Saved data entries
# # #
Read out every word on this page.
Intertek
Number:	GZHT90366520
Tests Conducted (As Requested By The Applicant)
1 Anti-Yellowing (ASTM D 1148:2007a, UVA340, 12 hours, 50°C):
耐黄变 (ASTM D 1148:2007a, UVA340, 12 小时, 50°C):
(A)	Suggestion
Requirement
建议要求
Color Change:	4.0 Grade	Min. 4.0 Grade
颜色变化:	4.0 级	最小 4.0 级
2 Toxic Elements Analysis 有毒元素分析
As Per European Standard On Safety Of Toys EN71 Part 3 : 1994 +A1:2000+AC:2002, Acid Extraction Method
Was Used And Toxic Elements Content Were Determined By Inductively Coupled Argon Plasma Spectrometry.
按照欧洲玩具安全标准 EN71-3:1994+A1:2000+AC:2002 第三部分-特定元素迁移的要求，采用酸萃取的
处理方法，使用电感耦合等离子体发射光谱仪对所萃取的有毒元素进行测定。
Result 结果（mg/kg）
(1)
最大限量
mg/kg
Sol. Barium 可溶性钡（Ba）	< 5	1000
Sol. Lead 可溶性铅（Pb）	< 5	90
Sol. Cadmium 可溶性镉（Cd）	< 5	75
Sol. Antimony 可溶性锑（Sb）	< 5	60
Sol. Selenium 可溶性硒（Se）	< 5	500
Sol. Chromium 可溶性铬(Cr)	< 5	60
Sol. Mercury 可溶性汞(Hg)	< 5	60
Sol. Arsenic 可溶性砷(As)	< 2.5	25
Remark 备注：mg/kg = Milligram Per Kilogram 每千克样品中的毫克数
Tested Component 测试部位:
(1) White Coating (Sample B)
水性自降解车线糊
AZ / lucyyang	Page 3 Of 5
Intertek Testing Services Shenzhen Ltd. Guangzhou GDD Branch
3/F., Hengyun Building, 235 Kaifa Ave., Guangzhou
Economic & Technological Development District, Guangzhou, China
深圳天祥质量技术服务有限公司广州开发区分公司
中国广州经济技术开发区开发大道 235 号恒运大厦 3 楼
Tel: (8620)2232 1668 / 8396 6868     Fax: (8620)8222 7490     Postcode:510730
# # #
**What you need to do:** Your answer should be a single number: the count of lines in the data that include the word "Elements".

**Answer for the task:** 2